(Data excerpts)
•••
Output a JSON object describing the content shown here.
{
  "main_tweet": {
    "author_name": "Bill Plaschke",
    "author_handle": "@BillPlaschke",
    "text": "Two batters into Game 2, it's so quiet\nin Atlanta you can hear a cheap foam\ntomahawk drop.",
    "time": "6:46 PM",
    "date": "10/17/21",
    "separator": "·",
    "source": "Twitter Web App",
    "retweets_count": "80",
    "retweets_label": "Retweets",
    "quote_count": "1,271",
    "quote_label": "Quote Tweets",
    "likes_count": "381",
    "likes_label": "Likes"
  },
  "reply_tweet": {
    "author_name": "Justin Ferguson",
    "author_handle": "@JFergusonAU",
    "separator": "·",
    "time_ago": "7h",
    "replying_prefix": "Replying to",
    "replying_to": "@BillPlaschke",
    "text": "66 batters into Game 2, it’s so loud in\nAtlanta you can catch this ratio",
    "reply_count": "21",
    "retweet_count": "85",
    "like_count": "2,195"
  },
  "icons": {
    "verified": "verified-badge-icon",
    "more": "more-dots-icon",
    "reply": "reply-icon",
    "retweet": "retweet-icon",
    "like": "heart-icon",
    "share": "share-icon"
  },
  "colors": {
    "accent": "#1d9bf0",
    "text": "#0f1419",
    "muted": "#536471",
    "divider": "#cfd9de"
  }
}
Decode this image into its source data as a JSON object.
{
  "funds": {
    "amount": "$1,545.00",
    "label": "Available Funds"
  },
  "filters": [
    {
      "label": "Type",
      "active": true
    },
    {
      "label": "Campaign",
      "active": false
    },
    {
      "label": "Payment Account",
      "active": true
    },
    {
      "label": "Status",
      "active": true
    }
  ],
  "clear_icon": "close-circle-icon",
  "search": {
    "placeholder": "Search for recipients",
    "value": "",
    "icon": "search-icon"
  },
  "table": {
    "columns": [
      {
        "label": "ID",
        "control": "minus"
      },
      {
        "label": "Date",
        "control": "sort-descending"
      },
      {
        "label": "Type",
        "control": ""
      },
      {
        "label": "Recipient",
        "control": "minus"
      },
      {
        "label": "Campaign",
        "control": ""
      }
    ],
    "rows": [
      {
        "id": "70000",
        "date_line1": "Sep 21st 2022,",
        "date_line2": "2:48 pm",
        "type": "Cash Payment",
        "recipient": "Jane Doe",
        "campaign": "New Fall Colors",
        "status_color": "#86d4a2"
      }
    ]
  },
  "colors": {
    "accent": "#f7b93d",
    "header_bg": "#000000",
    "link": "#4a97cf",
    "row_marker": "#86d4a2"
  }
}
•••
STATED GOAL: Please quote the records above exactly, without skipping a line.

EXERCISE ANSWER:
Output a JSON object describing the content shown here.
{
  "main_tweet": {
    "author_name": "Bill Plaschke",
    "author_handle": "@BillPlaschke",
    "text": "Two batters into Game 2, it's so quiet\nin Atlanta you can hear a cheap foam\ntomahawk drop.",
    "time": "6:46 PM",
    "date": "10/17/21",
    "separator": "·",
    "source": "Twitter Web App",
    "retweets_count": "80",
    "retweets_label": "Retweets",
    "quote_count": "1,271",
    "quote_label": "Quote Tweets",
    "likes_count": "381",
    "likes_label": "Likes"
  },
  "reply_tweet": {
    "author_name": "Justin Ferguson",
    "author_handle": "@JFergusonAU",
    "separator": "·",
    "time_ago": "7h",
    "replying_prefix": "Replying to",
    "replying_to": "@BillPlaschke",
    "text": "66 batters into Game 2, it’s so loud in\nAtlanta you can catch this ratio",
    "reply_count": "21",
    "retweet_count": "85",
    "like_count": "2,195"
  },
  "icons": {
    "verified": "verified-badge-icon",
    "more": "more-dots-icon",
    "reply": "reply-icon",
    "retweet": "retweet-icon",
    "like": "heart-icon",
    "share": "share-icon"
  },
  "colors": {
    "accent": "#1d9bf0",
    "text": "#0f1419",
    "muted": "#536471",
    "divider": "#cfd9de"
  }
}
Decode this image into its source data as a JSON object.
{
  "funds": {
    "amount": "$1,545.00",
    "label": "Available Funds"
  },
  "filters": [
    {
      "label": "Type",
      "active": true
    },
    {
      "label": "Campaign",
      "active": false
    },
    {
      "label": "Payment Account",
      "active": true
    },
    {
      "label": "Status",
      "active": true
    }
  ],
  "clear_icon": "close-circle-icon",
  "search": {
    "placeholder": "Search for recipients",
    "value": "",
    "icon": "search-icon"
  },
  "table": {
    "columns": [
      {
        "label": "ID",
        "control": "minus"
      },
      {
        "label": "Date",
        "control": "sort-descending"
      },
      {
        "label": "Type",
        "control": ""
      },
      {
        "label": "Recipient",
        "control": "minus"
      },
      {
        "label": "Campaign",
        "control": ""
      }
    ],
    "rows": [
      {
        "id": "70000",
        "date_line1": "Sep 21st 2022,",
        "date_line2": "2:48 pm",
        "type": "Cash Payment",
        "recipient": "Jane Doe",
        "campaign": "New Fall Colors",
        "status_color": "#86d4a2"
      }
    ]
  },
  "colors": {
    "accent": "#f7b93d",
    "header_bg": "#000000",
    "link": "#4a97cf",
    "row_marker": "#86d4a2"
  }
}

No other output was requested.